Copy out all lines of the records in which the word "中国矿业大学" appears.

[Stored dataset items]
____________________

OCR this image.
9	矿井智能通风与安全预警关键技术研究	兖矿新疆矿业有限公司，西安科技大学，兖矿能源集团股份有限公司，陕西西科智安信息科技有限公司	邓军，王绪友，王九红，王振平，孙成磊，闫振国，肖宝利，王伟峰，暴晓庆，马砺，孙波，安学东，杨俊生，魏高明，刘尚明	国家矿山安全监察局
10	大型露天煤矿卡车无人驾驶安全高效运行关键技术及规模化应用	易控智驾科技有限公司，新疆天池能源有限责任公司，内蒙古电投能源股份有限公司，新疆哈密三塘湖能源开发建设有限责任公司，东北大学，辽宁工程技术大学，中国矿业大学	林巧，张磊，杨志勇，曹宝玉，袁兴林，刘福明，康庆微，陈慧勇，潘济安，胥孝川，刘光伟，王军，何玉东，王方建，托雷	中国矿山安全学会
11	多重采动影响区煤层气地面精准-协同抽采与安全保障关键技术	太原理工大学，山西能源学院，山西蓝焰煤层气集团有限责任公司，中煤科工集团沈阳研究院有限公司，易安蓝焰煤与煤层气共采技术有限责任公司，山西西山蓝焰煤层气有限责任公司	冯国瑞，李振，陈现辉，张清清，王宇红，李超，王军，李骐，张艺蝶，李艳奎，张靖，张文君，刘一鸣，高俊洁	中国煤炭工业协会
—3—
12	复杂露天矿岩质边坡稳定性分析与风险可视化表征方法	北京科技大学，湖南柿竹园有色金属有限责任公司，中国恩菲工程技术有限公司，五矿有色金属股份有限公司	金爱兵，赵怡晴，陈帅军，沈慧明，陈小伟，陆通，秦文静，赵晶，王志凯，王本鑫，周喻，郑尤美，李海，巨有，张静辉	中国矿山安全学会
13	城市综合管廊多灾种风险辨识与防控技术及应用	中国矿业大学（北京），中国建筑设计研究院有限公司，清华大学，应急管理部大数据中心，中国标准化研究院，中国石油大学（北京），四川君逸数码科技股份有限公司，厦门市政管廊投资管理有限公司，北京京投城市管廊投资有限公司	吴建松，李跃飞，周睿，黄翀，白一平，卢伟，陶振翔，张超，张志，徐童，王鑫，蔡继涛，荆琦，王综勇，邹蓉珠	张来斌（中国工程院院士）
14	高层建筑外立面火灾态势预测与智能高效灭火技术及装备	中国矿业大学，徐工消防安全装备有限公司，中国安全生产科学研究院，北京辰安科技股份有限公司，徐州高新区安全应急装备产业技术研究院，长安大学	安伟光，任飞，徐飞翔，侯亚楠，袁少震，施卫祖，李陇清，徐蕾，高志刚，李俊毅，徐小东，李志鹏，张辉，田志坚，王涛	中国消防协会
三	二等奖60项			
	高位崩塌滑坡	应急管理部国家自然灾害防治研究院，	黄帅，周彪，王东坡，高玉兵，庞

____________________

▸ WORKED SOLUTION
10	大型露天煤矿卡车无人驾驶安全高效运行关键技术及规模化应用	易控智驾科技有限公司，新疆天池能源有限责任公司，内蒙古电投能源股份有限公司，新疆哈密三塘湖能源开发建设有限责任公司，东北大学，辽宁工程技术大学，中国矿业大学	林巧，张磊，杨志勇，曹宝玉，袁兴林，刘福明，康庆微，陈慧勇，潘济安，胥孝川，刘光伟，王军，何玉东，王方建，托雷	中国矿山安全学会
13	城市综合管廊多灾种风险辨识与防控技术及应用	中国矿业大学（北京），中国建筑设计研究院有限公司，清华大学，应急管理部大数据中心，中国标准化研究院，中国石油大学（北京），四川君逸数码科技股份有限公司，厦门市政管廊投资管理有限公司，北京京投城市管廊投资有限公司	吴建松，李跃飞，周睿，黄翀，白一平，卢伟，陶振翔，张超，张志，徐童，王鑫，蔡继涛，荆琦，王综勇，邹蓉珠	张来斌（中国工程院院士）
14	高层建筑外立面火灾态势预测与智能高效灭火技术及装备	中国矿业大学，徐工消防安全装备有限公司，中国安全生产科学研究院，北京辰安科技股份有限公司，徐州高新区安全应急装备产业技术研究院，长安大学	安伟光，任飞，徐飞翔，侯亚楠，袁少震，施卫祖，李陇清，徐蕾，高志刚，李俊毅，徐小东，李志鹏，张辉，田志坚，王涛	中国消防协会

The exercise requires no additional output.